> **The problem**: List every line in this data where the string "определяем" occurs.

> **Available data**:
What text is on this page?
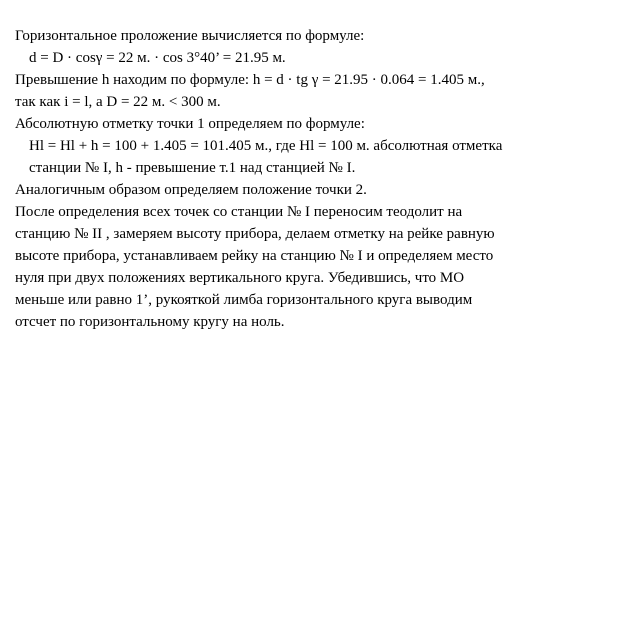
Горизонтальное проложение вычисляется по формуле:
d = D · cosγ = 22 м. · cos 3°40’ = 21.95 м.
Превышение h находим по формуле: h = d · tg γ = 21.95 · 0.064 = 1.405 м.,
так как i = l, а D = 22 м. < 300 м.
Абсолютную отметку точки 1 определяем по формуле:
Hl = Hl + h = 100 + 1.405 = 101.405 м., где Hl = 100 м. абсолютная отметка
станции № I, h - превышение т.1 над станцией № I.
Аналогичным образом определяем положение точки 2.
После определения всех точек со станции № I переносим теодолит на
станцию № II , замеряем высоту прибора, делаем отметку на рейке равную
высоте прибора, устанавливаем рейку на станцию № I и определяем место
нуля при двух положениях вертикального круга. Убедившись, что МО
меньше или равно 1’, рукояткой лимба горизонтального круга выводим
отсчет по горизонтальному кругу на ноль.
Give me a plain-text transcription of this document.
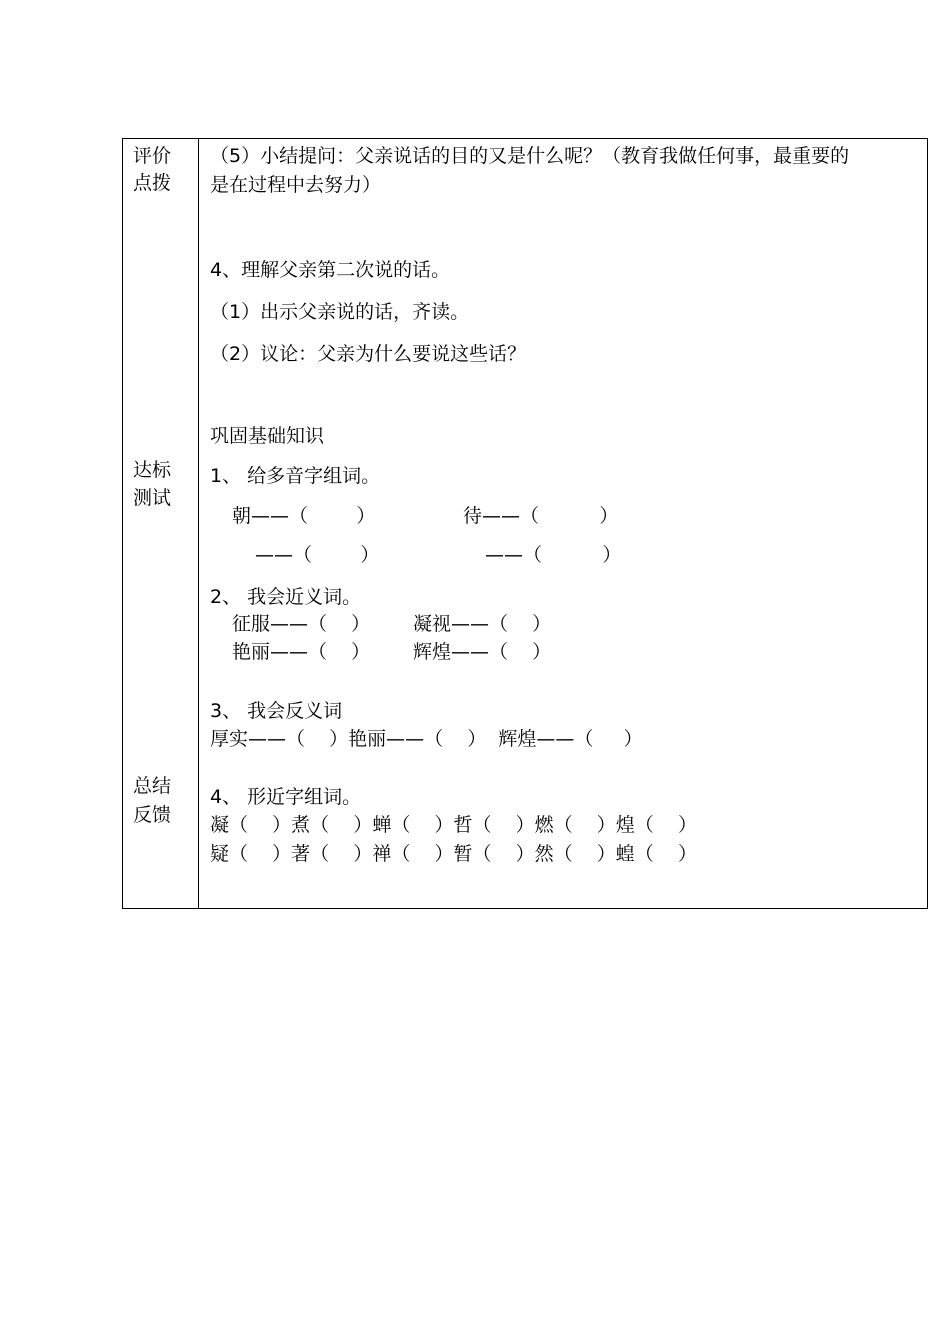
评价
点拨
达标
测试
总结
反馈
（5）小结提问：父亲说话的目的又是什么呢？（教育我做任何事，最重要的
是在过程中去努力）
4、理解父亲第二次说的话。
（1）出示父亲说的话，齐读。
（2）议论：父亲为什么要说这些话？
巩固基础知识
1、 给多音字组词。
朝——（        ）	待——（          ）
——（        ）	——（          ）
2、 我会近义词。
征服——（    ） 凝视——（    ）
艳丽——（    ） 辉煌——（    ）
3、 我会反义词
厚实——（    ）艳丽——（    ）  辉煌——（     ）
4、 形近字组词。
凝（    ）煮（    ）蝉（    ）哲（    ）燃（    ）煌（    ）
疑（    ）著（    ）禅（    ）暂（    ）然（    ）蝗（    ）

> **Written answer**:
Абсолютную отметку точки 1 определяем по формуле:
Аналогичным образом определяем положение точки 2.
высоте прибора, устанавливаем рейку на станцию № I и определяем место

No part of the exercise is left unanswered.